• **TASK STATEMENT**
Drop every picture, then transcribe the remaining data exactly.

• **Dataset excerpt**
━━━━

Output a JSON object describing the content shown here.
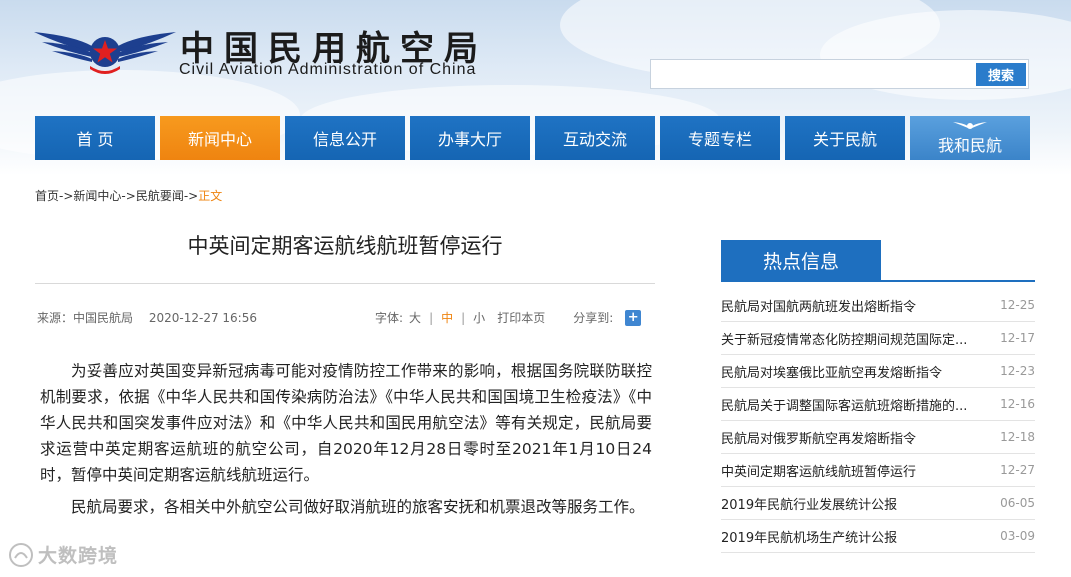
{
  "header": {
    "logo_cn": "中国民用航空局",
    "logo_en": "Civil Aviation Administration of China",
    "search": {
      "placeholder": "",
      "button_label": "搜索"
    }
  },
  "nav": {
    "items": [
      {
        "label": "首 页"
      },
      {
        "label": "新闻中心",
        "active": true
      },
      {
        "label": "信息公开"
      },
      {
        "label": "办事大厅"
      },
      {
        "label": "互动交流"
      },
      {
        "label": "专题专栏"
      },
      {
        "label": "关于民航"
      },
      {
        "label": "我和民航"
      }
    ]
  },
  "breadcrumb": {
    "home": "首页",
    "news": "新闻中心",
    "section": "民航要闻",
    "current": "正文",
    "sep": "->"
  },
  "article": {
    "title": "中英间定期客运航线航班暂停运行",
    "source": "来源：中国民航局",
    "date": "2020-12-27 16:56",
    "font_size_label": "字体:",
    "font_large": "大",
    "font_medium": "中",
    "font_small": "小",
    "print": "打印本页",
    "share": "分享到:",
    "paragraphs": [
      "为妥善应对英国变异新冠病毒可能对疫情防控工作带来的影响，根据国务院联防联控机制要求，依据《中华人民共和国传染病防治法》《中华人民共和国国境卫生检疫法》《中华人民共和国突发事件应对法》和《中华人民共和国民用航空法》等有关规定，民航局要求运营中英定期客运航班的航空公司，自2020年12月28日零时至2021年1月10日24时，暂停中英间定期客运航线航班运行。",
      "民航局要求，各相关中外航空公司做好取消航班的旅客安抚和机票退改等服务工作。"
    ]
  },
  "sidebar": {
    "title": "热点信息",
    "items": [
      {
        "title": "民航局对国航两航班发出熔断指令",
        "date": "12-25"
      },
      {
        "title": "关于新冠疫情常态化防控期间规范国际定...",
        "date": "12-17"
      },
      {
        "title": "民航局对埃塞俄比亚航空再发熔断指令",
        "date": "12-23"
      },
      {
        "title": "民航局关于调整国际客运航班熔断措施的...",
        "date": "12-16"
      },
      {
        "title": "民航局对俄罗斯航空再发熔断指令",
        "date": "12-18"
      },
      {
        "title": "中英间定期客运航线航班暂停运行",
        "date": "12-27"
      },
      {
        "title": "2019年民航行业发展统计公报",
        "date": "06-05"
      },
      {
        "title": "2019年民航机场生产统计公报",
        "date": "03-09"
      }
    ]
  },
  "watermark": {
    "text": "大数跨境"
  },
  "colors": {
    "nav_blue": "#1565b3",
    "nav_active": "#ef8410",
    "hot_blue": "#1e6fbf",
    "accent_orange": "#ef8410"
  }
}
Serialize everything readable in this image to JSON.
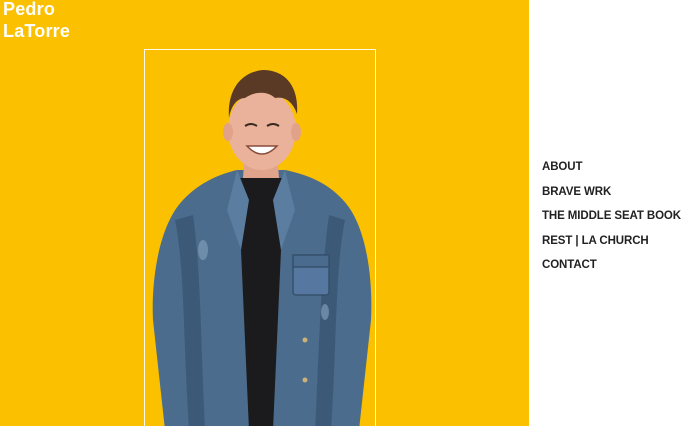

━━━━

• **RESULT OF THE EXERCISE**
Output a JSON object describing the content shown here.
{
  "header": {
    "logo_cn": "中国民用航空局",
    "logo_en": "Civil Aviation Administration of China",
    "search": {
      "placeholder": "",
      "button_label": "搜索"
    }
  },
  "nav": {
    "items": [
      {
        "label": "首 页"
      },
      {
        "label": "新闻中心",
        "active": true
      },
      {
        "label": "信息公开"
      },
      {
        "label": "办事大厅"
      },
      {
        "label": "互动交流"
      },
      {
        "label": "专题专栏"
      },
      {
        "label": "关于民航"
      },
      {
        "label": "我和民航"
      }
    ]
  },
  "breadcrumb": {
    "home": "首页",
    "news": "新闻中心",
    "section": "民航要闻",
    "current": "正文",
    "sep": "->"
  },
  "article": {
    "title": "中英间定期客运航线航班暂停运行",
    "source": "来源：中国民航局",
    "date": "2020-12-27 16:56",
    "font_size_label": "字体:",
    "font_large": "大",
    "font_medium": "中",
    "font_small": "小",
    "print": "打印本页",
    "share": "分享到:",
    "paragraphs": [
      "为妥善应对英国变异新冠病毒可能对疫情防控工作带来的影响，根据国务院联防联控机制要求，依据《中华人民共和国传染病防治法》《中华人民共和国国境卫生检疫法》《中华人民共和国突发事件应对法》和《中华人民共和国民用航空法》等有关规定，民航局要求运营中英定期客运航班的航空公司，自2020年12月28日零时至2021年1月10日24时，暂停中英间定期客运航线航班运行。",
      "民航局要求，各相关中外航空公司做好取消航班的旅客安抚和机票退改等服务工作。"
    ]
  },
  "sidebar": {
    "title": "热点信息",
    "items": [
      {
        "title": "民航局对国航两航班发出熔断指令",
        "date": "12-25"
      },
      {
        "title": "关于新冠疫情常态化防控期间规范国际定...",
        "date": "12-17"
      },
      {
        "title": "民航局对埃塞俄比亚航空再发熔断指令",
        "date": "12-23"
      },
      {
        "title": "民航局关于调整国际客运航班熔断措施的...",
        "date": "12-16"
      },
      {
        "title": "民航局对俄罗斯航空再发熔断指令",
        "date": "12-18"
      },
      {
        "title": "中英间定期客运航线航班暂停运行",
        "date": "12-27"
      },
      {
        "title": "2019年民航行业发展统计公报",
        "date": "06-05"
      },
      {
        "title": "2019年民航机场生产统计公报",
        "date": "03-09"
      }
    ]
  },
  "watermark": {
    "text": "大数跨境"
  },
  "colors": {
    "nav_blue": "#1565b3",
    "nav_active": "#ef8410",
    "hot_blue": "#1e6fbf",
    "accent_orange": "#ef8410"
  }
}
Serialize everything readable in this image to JSON.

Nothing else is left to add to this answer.